• EXERCISE DESCRIPTION: Pull every "nosti" line out of the data below.

[Stored items from a collection]
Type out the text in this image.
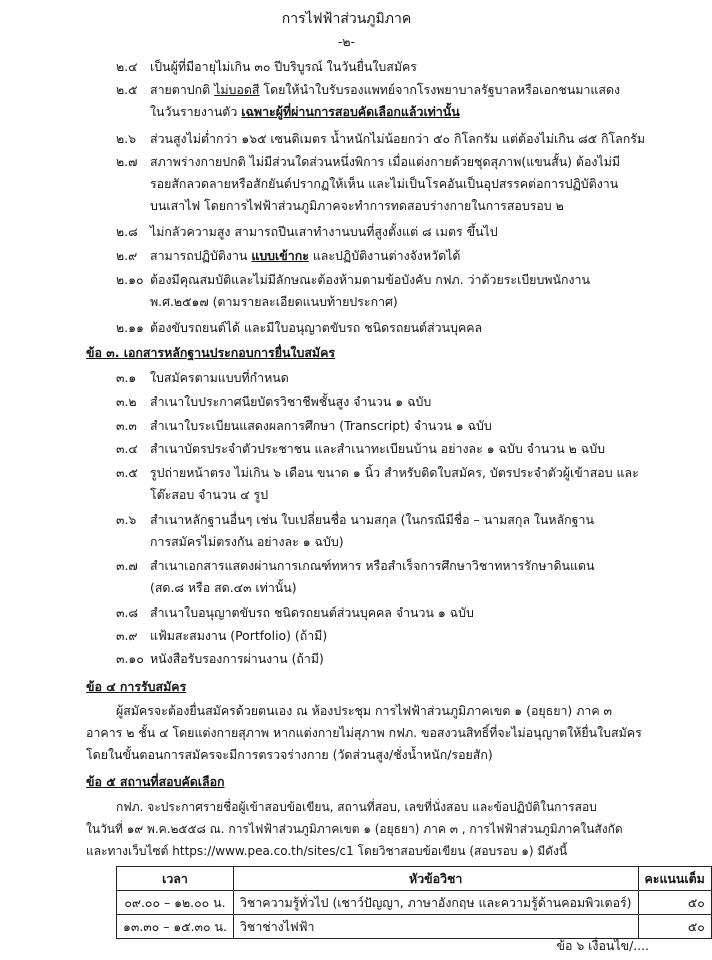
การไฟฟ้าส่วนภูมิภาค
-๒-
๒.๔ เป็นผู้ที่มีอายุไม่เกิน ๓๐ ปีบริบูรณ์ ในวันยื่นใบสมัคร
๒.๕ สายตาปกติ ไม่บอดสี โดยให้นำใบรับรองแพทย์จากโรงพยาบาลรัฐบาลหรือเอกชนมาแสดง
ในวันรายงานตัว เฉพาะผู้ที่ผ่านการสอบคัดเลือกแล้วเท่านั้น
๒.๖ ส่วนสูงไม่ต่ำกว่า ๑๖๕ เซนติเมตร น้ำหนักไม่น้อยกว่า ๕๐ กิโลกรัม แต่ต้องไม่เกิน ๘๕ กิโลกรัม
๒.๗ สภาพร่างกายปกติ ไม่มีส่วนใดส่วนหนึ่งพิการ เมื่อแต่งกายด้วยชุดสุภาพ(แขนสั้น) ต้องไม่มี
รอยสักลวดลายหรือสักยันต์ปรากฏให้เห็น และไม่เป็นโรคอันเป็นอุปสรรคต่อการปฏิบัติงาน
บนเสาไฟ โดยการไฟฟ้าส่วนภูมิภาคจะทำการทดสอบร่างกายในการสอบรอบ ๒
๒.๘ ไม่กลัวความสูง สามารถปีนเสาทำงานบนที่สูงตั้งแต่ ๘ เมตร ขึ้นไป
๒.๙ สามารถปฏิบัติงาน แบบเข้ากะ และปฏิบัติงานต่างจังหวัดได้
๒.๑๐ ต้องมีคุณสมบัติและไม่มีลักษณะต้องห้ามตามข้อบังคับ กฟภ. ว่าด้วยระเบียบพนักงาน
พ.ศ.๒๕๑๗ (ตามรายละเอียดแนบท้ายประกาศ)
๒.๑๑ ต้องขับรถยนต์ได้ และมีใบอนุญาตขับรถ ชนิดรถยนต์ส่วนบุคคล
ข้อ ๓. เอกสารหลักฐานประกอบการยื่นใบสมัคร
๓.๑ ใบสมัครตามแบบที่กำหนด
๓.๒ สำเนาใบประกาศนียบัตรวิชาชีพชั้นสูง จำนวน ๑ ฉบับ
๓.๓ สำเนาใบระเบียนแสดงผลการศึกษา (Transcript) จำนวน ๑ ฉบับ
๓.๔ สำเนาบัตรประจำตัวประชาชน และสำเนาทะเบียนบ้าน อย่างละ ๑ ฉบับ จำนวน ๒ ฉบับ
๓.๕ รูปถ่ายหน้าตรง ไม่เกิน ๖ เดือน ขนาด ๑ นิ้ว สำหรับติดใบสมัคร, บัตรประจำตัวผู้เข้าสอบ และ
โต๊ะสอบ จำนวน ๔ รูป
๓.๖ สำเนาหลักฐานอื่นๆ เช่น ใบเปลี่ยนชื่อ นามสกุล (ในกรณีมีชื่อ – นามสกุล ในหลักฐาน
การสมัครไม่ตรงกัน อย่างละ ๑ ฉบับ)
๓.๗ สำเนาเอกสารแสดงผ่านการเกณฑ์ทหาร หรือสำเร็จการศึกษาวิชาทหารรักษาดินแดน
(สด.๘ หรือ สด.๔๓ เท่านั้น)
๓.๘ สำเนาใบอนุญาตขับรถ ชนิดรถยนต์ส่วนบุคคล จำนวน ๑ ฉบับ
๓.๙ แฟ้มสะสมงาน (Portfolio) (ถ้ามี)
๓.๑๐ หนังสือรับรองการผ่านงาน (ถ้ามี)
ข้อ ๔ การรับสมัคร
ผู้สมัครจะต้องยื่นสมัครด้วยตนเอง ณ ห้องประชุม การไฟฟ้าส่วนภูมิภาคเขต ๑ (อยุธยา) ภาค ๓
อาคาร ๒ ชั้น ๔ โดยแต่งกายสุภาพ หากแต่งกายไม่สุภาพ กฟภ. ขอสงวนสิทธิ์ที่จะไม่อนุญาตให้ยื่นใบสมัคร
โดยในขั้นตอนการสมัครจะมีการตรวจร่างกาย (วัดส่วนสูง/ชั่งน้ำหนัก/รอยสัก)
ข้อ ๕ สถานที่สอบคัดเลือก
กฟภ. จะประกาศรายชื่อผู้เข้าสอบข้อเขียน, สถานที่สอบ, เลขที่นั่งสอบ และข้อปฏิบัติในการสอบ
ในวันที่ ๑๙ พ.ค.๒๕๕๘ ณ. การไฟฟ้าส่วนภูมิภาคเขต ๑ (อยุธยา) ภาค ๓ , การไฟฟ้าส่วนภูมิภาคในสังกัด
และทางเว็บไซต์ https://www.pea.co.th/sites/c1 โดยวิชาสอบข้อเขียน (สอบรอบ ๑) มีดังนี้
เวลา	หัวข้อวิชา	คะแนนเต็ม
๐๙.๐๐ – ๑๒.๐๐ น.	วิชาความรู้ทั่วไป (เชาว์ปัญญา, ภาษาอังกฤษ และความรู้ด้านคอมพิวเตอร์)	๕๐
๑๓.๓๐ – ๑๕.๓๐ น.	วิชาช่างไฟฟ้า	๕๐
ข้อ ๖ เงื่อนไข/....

==

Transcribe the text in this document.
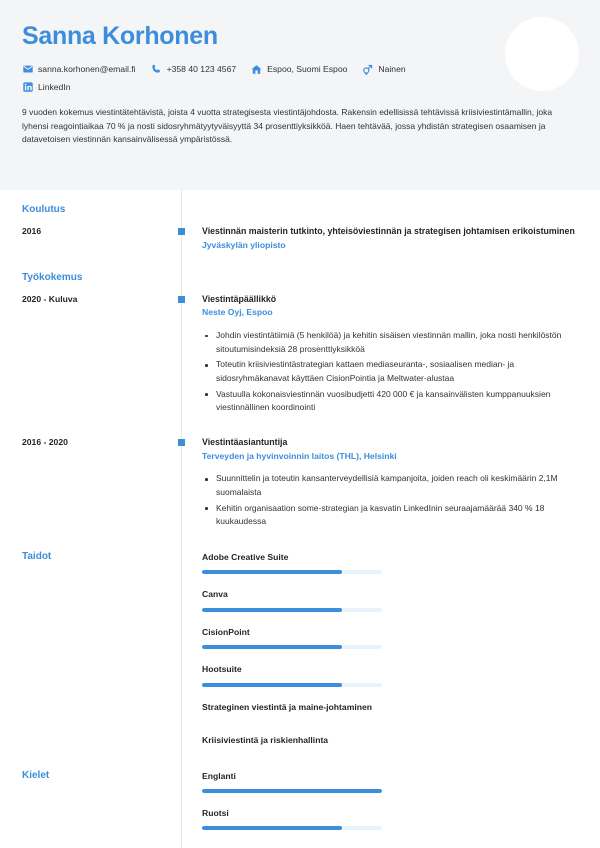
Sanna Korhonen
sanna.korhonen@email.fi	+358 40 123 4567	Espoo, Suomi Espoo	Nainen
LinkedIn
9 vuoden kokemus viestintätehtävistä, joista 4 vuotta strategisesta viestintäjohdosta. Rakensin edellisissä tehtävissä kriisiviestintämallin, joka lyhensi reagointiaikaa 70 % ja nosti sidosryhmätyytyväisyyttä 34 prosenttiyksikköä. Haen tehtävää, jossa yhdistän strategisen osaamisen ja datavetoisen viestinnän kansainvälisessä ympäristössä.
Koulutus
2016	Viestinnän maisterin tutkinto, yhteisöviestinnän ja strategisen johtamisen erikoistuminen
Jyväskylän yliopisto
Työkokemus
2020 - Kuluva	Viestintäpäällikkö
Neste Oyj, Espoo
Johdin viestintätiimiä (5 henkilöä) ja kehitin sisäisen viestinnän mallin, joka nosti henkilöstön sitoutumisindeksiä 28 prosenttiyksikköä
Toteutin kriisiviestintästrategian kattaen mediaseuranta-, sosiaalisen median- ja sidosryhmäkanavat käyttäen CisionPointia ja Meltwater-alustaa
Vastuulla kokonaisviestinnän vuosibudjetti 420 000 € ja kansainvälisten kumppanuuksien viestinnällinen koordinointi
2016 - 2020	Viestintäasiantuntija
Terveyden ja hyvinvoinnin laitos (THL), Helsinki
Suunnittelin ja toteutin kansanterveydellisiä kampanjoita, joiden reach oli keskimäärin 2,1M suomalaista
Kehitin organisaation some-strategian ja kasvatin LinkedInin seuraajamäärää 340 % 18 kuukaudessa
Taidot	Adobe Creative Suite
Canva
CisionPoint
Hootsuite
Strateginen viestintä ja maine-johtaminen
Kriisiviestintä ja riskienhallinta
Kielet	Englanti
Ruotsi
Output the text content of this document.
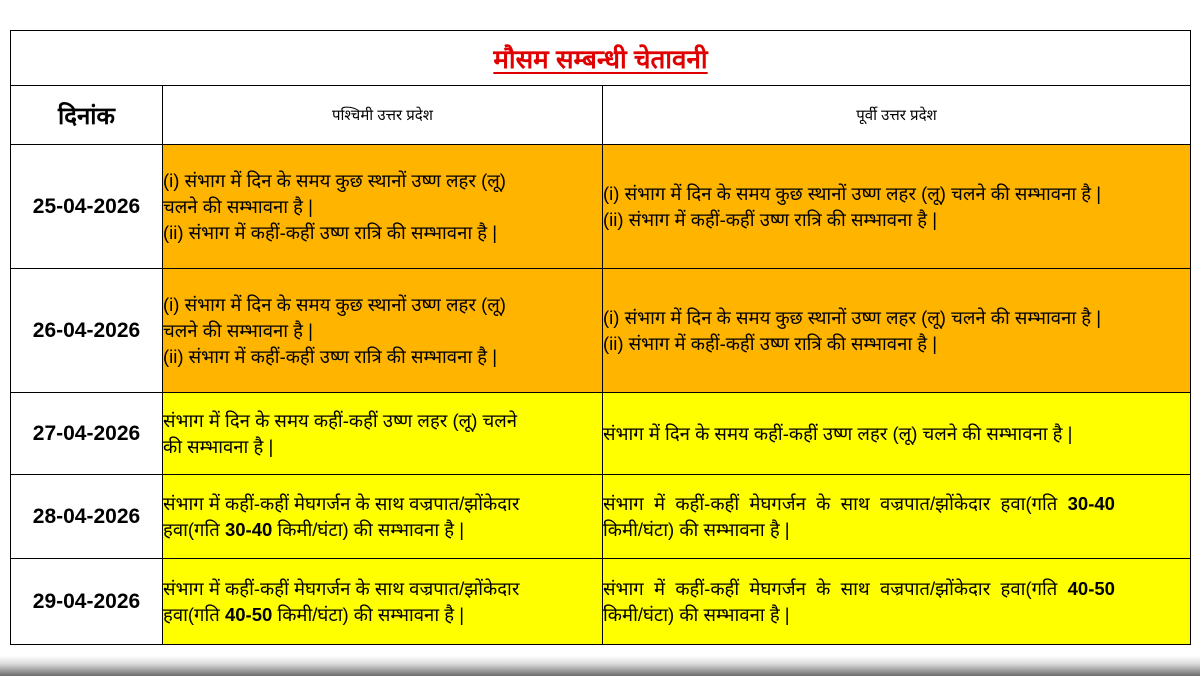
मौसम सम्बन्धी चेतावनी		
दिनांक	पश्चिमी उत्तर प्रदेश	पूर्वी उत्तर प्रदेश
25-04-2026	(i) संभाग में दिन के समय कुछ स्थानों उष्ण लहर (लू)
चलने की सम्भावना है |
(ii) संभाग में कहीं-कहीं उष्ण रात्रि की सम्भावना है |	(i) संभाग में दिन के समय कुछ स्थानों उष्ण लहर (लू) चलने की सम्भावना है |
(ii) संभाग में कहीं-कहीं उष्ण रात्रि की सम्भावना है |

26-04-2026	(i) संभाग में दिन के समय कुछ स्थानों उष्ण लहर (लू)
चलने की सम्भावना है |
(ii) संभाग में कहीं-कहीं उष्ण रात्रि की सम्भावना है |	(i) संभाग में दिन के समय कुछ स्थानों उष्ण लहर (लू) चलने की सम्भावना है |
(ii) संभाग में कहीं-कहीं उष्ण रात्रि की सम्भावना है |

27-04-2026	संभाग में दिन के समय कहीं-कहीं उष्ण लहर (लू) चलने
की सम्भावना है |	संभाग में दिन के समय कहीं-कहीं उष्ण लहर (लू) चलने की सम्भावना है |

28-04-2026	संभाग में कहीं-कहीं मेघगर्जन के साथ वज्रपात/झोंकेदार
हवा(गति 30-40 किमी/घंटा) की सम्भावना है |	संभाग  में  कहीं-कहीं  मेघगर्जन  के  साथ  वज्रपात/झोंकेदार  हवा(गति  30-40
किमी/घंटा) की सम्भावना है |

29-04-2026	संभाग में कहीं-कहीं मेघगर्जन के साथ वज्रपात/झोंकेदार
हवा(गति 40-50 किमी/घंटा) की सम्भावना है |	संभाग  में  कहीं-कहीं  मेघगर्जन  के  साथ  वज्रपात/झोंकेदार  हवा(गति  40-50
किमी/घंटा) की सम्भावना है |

• FULL ANSWER:
9 vuoden kokemus viestintätehtävistä, joista 4 vuotta strategisesta viestintäjohdosta. Rakensin edellisissä tehtävissä kriisiviestintämallin, joka lyhensi reagointiaikaa 70 % ja nosti sidosryhmätyytyväisyyttä 34 prosenttiyksikköä. Haen tehtävää, jossa yhdistän strategisen osaamisen ja datavetoisen viestinnän kansainvälisessä ympäristössä.
Johdin viestintätiimiä (5 henkilöä) ja kehitin sisäisen viestinnän mallin, joka nosti henkilöstön sitoutumisindeksiä 28 prosenttiyksikköä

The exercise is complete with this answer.